- Entries provided -
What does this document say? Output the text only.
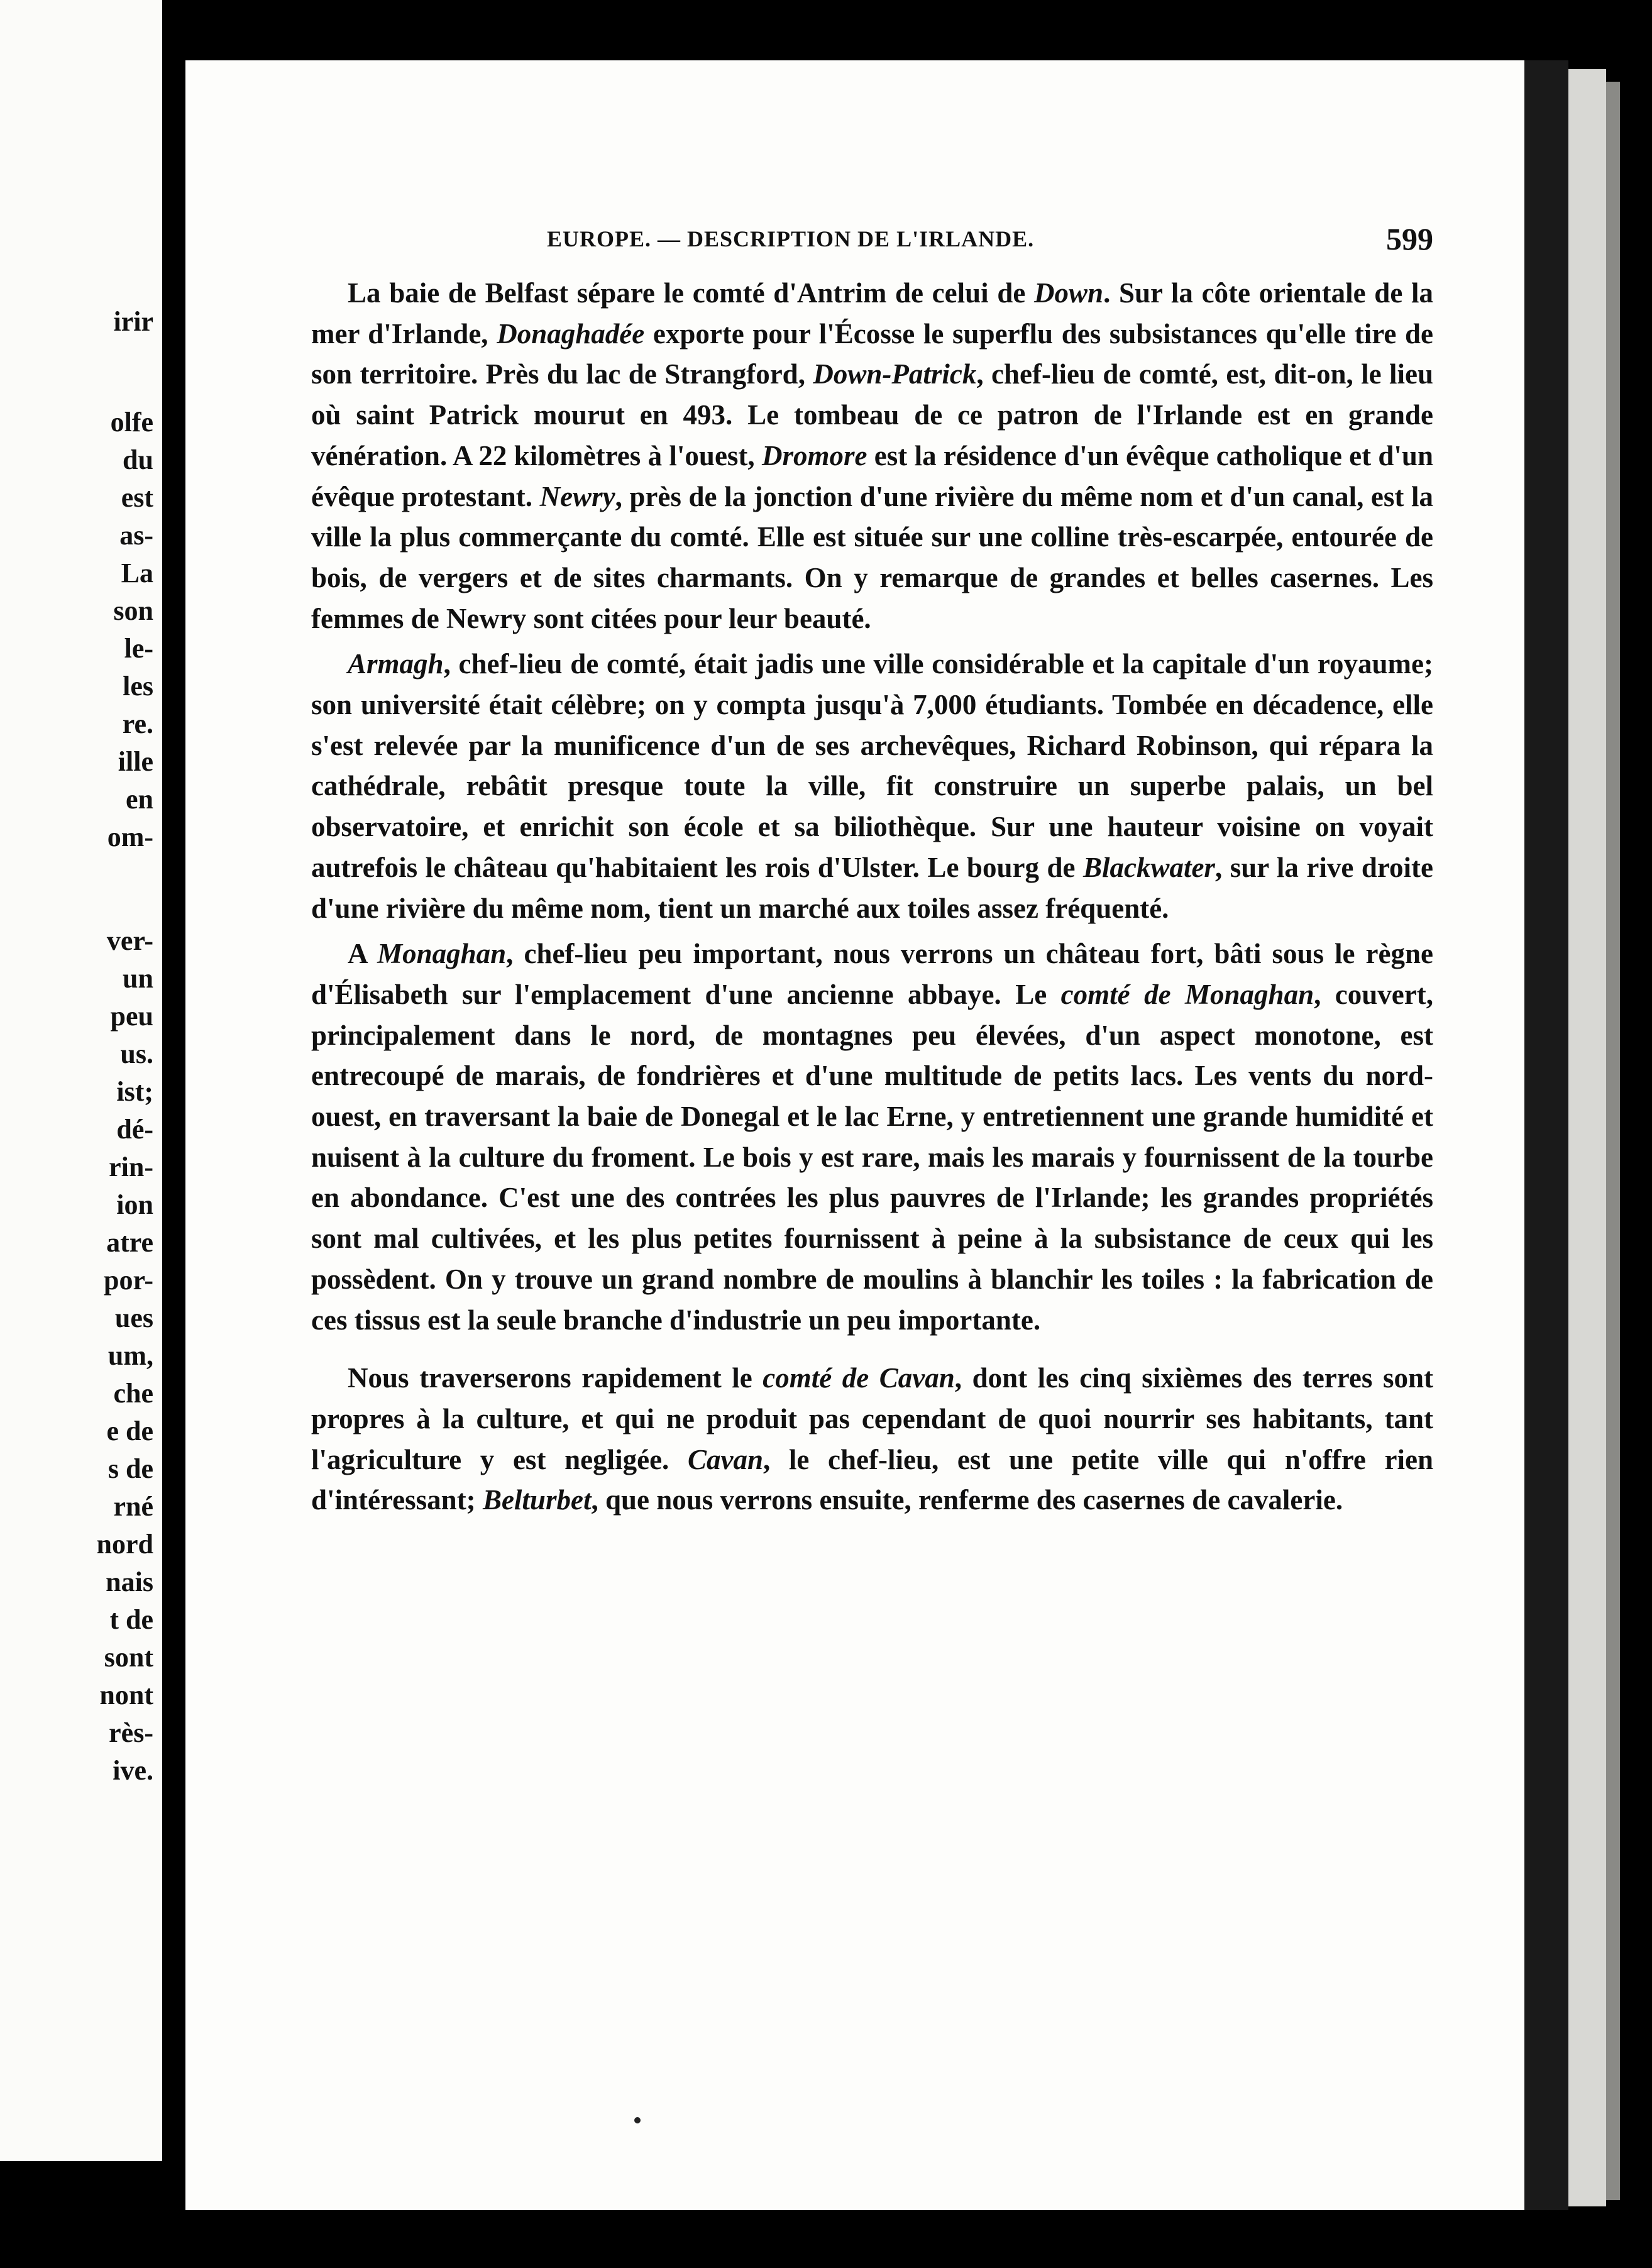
irir
olfe
du
est
as-
La
son
le-
les
re.
ille
en
om-
ver-
un
peu
us.
ist;
dé-
rin-
ion
atre
por-
ues
um,
che
e de
s de
rné
nord
nais
t de
sont
nont
rès-
ive.
EUROPE. — DESCRIPTION DE L'IRLANDE.	599

La baie de Belfast sépare le comté d'Antrim de celui de Down. Sur la côte orientale de la mer d'Irlande, Donaghadée exporte pour l'Écosse le superflu des subsistances qu'elle tire de son territoire. Près du lac de Strangford, Down-Patrick, chef-lieu de comté, est, dit-on, le lieu où saint Patrick mourut en 493. Le tombeau de ce patron de l'Irlande est en grande vénération. A 22 kilomètres à l'ouest, Dromore est la résidence d'un évêque catholique et d'un évêque protestant. Newry, près de la jonction d'une rivière du même nom et d'un canal, est la ville la plus commerçante du comté. Elle est située sur une colline très-escarpée, entourée de bois, de vergers et de sites charmants. On y remarque de grandes et belles casernes. Les femmes de Newry sont citées pour leur beauté.

Armagh, chef-lieu de comté, était jadis une ville considérable et la capitale d'un royaume; son université était célèbre; on y compta jusqu'à 7,000 étudiants. Tombée en décadence, elle s'est relevée par la munificence d'un de ses archevêques, Richard Robinson, qui répara la cathédrale, rebâtit presque toute la ville, fit construire un superbe palais, un bel observatoire, et enrichit son école et sa biliothèque. Sur une hauteur voisine on voyait autrefois le château qu'habitaient les rois d'Ulster. Le bourg de Blackwater, sur la rive droite d'une rivière du même nom, tient un marché aux toiles assez fréquenté.

A Monaghan, chef-lieu peu important, nous verrons un château fort, bâti sous le règne d'Élisabeth sur l'emplacement d'une ancienne abbaye. Le comté de Monaghan, couvert, principalement dans le nord, de montagnes peu élevées, d'un aspect monotone, est entrecoupé de marais, de fondrières et d'une multitude de petits lacs. Les vents du nord-ouest, en traversant la baie de Donegal et le lac Erne, y entretiennent une grande humidité et nuisent à la culture du froment. Le bois y est rare, mais les marais y fournissent de la tourbe en abondance. C'est une des contrées les plus pauvres de l'Irlande; les grandes propriétés sont mal cultivées, et les plus petites fournissent à peine à la subsistance de ceux qui les possèdent. On y trouve un grand nombre de moulins à blanchir les toiles : la fabrication de ces tissus est la seule branche d'industrie un peu importante.

Nous traverserons rapidement le comté de Cavan, dont les cinq sixièmes des terres sont propres à la culture, et qui ne produit pas cependant de quoi nourrir ses habitants, tant l'agriculture y est negligée. Cavan, le chef-lieu, est une petite ville qui n'offre rien d'intéressant; Belturbet, que nous verrons ensuite, renferme des casernes de cavalerie.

- Written exercise -
Reproduce every line from the entries that holds the word "casernes".

- Response below -
La baie de Belfast sépare le comté d'Antrim de celui de Down. Sur la côte orientale de la mer d'Irlande, Donaghadée exporte pour l'Écosse le superflu des subsistances qu'elle tire de son territoire. Près du lac de Strangford, Down-Patrick, chef-lieu de comté, est, dit-on, le lieu où saint Patrick mourut en 493. Le tombeau de ce patron de l'Irlande est en grande vénération. A 22 kilomètres à l'ouest, Dromore est la résidence d'un évêque catholique et d'un évêque protestant. Newry, près de la jonction d'une rivière du même nom et d'un canal, est la ville la plus commerçante du comté. Elle est située sur une colline très-escarpée, entourée de bois, de vergers et de sites charmants. On y remarque de grandes et belles casernes. Les femmes de Newry sont citées pour leur beauté.
Nous traverserons rapidement le comté de Cavan, dont les cinq sixièmes des terres sont propres à la culture, et qui ne produit pas cependant de quoi nourrir ses habitants, tant l'agriculture y est negligée. Cavan, le chef-lieu, est une petite ville qui n'offre rien d'intéressant; Belturbet, que nous verrons ensuite, renferme des casernes de cavalerie.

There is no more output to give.